Entries from a dataset
::::::::

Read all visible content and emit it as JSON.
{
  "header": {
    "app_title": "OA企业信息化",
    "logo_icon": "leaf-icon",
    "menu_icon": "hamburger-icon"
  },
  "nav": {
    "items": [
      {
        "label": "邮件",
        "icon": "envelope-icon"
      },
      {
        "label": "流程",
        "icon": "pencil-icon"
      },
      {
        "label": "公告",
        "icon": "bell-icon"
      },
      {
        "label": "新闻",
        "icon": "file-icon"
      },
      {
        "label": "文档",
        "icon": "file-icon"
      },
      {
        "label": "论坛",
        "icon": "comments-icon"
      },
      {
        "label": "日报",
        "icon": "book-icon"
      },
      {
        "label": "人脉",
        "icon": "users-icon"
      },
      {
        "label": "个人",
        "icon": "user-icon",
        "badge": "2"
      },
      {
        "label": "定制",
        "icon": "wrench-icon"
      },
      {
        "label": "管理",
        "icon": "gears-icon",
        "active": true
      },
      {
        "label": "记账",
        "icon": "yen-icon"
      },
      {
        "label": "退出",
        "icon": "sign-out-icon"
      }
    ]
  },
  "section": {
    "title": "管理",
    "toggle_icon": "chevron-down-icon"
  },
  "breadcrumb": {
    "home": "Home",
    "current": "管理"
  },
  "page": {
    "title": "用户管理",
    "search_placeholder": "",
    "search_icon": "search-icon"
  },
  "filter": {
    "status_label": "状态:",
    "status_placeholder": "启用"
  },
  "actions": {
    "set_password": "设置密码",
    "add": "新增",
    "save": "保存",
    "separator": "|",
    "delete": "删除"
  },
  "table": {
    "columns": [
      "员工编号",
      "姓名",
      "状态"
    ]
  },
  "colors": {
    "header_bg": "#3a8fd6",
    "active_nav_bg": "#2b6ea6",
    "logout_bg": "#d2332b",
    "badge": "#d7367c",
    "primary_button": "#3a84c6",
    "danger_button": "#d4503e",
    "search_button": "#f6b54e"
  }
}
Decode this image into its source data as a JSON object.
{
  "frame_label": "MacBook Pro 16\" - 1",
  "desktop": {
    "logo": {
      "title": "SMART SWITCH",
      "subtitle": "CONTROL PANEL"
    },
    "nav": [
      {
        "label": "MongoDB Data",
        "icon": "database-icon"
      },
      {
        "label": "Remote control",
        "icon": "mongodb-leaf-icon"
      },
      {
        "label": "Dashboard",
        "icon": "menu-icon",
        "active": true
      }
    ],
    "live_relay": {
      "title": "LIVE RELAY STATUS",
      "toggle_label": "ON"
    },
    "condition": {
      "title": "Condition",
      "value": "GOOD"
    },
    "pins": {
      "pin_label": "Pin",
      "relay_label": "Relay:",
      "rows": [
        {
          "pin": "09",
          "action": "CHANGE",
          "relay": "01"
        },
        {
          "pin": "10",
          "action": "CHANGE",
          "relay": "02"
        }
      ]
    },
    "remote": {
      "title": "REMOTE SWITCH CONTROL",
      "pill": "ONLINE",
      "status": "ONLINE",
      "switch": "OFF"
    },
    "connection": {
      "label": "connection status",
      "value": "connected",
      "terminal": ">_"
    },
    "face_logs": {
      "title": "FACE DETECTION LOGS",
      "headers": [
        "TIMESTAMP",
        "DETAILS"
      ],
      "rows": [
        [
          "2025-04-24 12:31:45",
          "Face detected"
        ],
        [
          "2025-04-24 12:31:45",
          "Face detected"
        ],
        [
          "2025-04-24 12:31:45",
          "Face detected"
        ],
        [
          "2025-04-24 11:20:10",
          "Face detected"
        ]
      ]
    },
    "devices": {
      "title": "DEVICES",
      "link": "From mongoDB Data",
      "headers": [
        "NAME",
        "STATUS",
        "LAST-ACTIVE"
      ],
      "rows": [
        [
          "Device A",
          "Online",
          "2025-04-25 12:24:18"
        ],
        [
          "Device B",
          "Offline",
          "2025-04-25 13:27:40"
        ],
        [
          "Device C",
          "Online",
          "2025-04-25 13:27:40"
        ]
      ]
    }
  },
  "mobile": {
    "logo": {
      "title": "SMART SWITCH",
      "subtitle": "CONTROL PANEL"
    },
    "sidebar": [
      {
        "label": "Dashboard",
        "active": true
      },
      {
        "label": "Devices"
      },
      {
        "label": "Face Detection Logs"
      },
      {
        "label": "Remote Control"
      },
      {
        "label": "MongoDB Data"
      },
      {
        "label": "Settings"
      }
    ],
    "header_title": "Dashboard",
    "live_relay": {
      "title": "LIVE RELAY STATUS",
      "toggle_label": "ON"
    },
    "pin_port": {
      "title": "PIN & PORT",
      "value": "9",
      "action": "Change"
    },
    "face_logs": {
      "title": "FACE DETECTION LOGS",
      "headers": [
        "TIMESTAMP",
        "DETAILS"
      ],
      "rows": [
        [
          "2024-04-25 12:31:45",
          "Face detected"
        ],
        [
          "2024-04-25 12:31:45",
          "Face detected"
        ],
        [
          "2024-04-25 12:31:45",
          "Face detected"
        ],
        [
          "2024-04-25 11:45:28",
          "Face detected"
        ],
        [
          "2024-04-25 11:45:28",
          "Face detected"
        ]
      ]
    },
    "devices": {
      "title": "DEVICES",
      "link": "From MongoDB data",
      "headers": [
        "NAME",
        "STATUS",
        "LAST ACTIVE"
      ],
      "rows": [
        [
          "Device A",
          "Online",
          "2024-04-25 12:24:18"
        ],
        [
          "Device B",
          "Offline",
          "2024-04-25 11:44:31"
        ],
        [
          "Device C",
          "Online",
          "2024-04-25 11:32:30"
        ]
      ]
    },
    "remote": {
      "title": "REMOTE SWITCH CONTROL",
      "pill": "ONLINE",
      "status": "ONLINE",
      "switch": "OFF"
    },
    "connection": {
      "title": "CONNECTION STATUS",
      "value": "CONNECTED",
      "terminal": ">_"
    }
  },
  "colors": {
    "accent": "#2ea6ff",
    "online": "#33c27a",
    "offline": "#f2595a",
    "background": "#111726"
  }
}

::::::::

YOUR TASK
Output each record exactly, leaving nothing out.

REPLY TO THE TASK
Read all visible content and emit it as JSON.
{
  "header": {
    "app_title": "OA企业信息化",
    "logo_icon": "leaf-icon",
    "menu_icon": "hamburger-icon"
  },
  "nav": {
    "items": [
      {
        "label": "邮件",
        "icon": "envelope-icon"
      },
      {
        "label": "流程",
        "icon": "pencil-icon"
      },
      {
        "label": "公告",
        "icon": "bell-icon"
      },
      {
        "label": "新闻",
        "icon": "file-icon"
      },
      {
        "label": "文档",
        "icon": "file-icon"
      },
      {
        "label": "论坛",
        "icon": "comments-icon"
      },
      {
        "label": "日报",
        "icon": "book-icon"
      },
      {
        "label": "人脉",
        "icon": "users-icon"
      },
      {
        "label": "个人",
        "icon": "user-icon",
        "badge": "2"
      },
      {
        "label": "定制",
        "icon": "wrench-icon"
      },
      {
        "label": "管理",
        "icon": "gears-icon",
        "active": true
      },
      {
        "label": "记账",
        "icon": "yen-icon"
      },
      {
        "label": "退出",
        "icon": "sign-out-icon"
      }
    ]
  },
  "section": {
    "title": "管理",
    "toggle_icon": "chevron-down-icon"
  },
  "breadcrumb": {
    "home": "Home",
    "current": "管理"
  },
  "page": {
    "title": "用户管理",
    "search_placeholder": "",
    "search_icon": "search-icon"
  },
  "filter": {
    "status_label": "状态:",
    "status_placeholder": "启用"
  },
  "actions": {
    "set_password": "设置密码",
    "add": "新增",
    "save": "保存",
    "separator": "|",
    "delete": "删除"
  },
  "table": {
    "columns": [
      "员工编号",
      "姓名",
      "状态"
    ]
  },
  "colors": {
    "header_bg": "#3a8fd6",
    "active_nav_bg": "#2b6ea6",
    "logout_bg": "#d2332b",
    "badge": "#d7367c",
    "primary_button": "#3a84c6",
    "danger_button": "#d4503e",
    "search_button": "#f6b54e"
  }
}
Decode this image into its source data as a JSON object.
{
  "frame_label": "MacBook Pro 16\" - 1",
  "desktop": {
    "logo": {
      "title": "SMART SWITCH",
      "subtitle": "CONTROL PANEL"
    },
    "nav": [
      {
        "label": "MongoDB Data",
        "icon": "database-icon"
      },
      {
        "label": "Remote control",
        "icon": "mongodb-leaf-icon"
      },
      {
        "label": "Dashboard",
        "icon": "menu-icon",
        "active": true
      }
    ],
    "live_relay": {
      "title": "LIVE RELAY STATUS",
      "toggle_label": "ON"
    },
    "condition": {
      "title": "Condition",
      "value": "GOOD"
    },
    "pins": {
      "pin_label": "Pin",
      "relay_label": "Relay:",
      "rows": [
        {
          "pin": "09",
          "action": "CHANGE",
          "relay": "01"
        },
        {
          "pin": "10",
          "action": "CHANGE",
          "relay": "02"
        }
      ]
    },
    "remote": {
      "title": "REMOTE SWITCH CONTROL",
      "pill": "ONLINE",
      "status": "ONLINE",
      "switch": "OFF"
    },
    "connection": {
      "label": "connection status",
      "value": "connected",
      "terminal": ">_"
    },
    "face_logs": {
      "title": "FACE DETECTION LOGS",
      "headers": [
        "TIMESTAMP",
        "DETAILS"
      ],
      "rows": [
        [
          "2025-04-24 12:31:45",
          "Face detected"
        ],
        [
          "2025-04-24 12:31:45",
          "Face detected"
        ],
        [
          "2025-04-24 12:31:45",
          "Face detected"
        ],
        [
          "2025-04-24 11:20:10",
          "Face detected"
        ]
      ]
    },
    "devices": {
      "title": "DEVICES",
      "link": "From mongoDB Data",
      "headers": [
        "NAME",
        "STATUS",
        "LAST-ACTIVE"
      ],
      "rows": [
        [
          "Device A",
          "Online",
          "2025-04-25 12:24:18"
        ],
        [
          "Device B",
          "Offline",
          "2025-04-25 13:27:40"
        ],
        [
          "Device C",
          "Online",
          "2025-04-25 13:27:40"
        ]
      ]
    }
  },
  "mobile": {
    "logo": {
      "title": "SMART SWITCH",
      "subtitle": "CONTROL PANEL"
    },
    "sidebar": [
      {
        "label": "Dashboard",
        "active": true
      },
      {
        "label": "Devices"
      },
      {
        "label": "Face Detection Logs"
      },
      {
        "label": "Remote Control"
      },
      {
        "label": "MongoDB Data"
      },
      {
        "label": "Settings"
      }
    ],
    "header_title": "Dashboard",
    "live_relay": {
      "title": "LIVE RELAY STATUS",
      "toggle_label": "ON"
    },
    "pin_port": {
      "title": "PIN & PORT",
      "value": "9",
      "action": "Change"
    },
    "face_logs": {
      "title": "FACE DETECTION LOGS",
      "headers": [
        "TIMESTAMP",
        "DETAILS"
      ],
      "rows": [
        [
          "2024-04-25 12:31:45",
          "Face detected"
        ],
        [
          "2024-04-25 12:31:45",
          "Face detected"
        ],
        [
          "2024-04-25 12:31:45",
          "Face detected"
        ],
        [
          "2024-04-25 11:45:28",
          "Face detected"
        ],
        [
          "2024-04-25 11:45:28",
          "Face detected"
        ]
      ]
    },
    "devices": {
      "title": "DEVICES",
      "link": "From MongoDB data",
      "headers": [
        "NAME",
        "STATUS",
        "LAST ACTIVE"
      ],
      "rows": [
        [
          "Device A",
          "Online",
          "2024-04-25 12:24:18"
        ],
        [
          "Device B",
          "Offline",
          "2024-04-25 11:44:31"
        ],
        [
          "Device C",
          "Online",
          "2024-04-25 11:32:30"
        ]
      ]
    },
    "remote": {
      "title": "REMOTE SWITCH CONTROL",
      "pill": "ONLINE",
      "status": "ONLINE",
      "switch": "OFF"
    },
    "connection": {
      "title": "CONNECTION STATUS",
      "value": "CONNECTED",
      "terminal": ">_"
    }
  },
  "colors": {
    "accent": "#2ea6ff",
    "online": "#33c27a",
    "offline": "#f2595a",
    "background": "#111726"
  }
}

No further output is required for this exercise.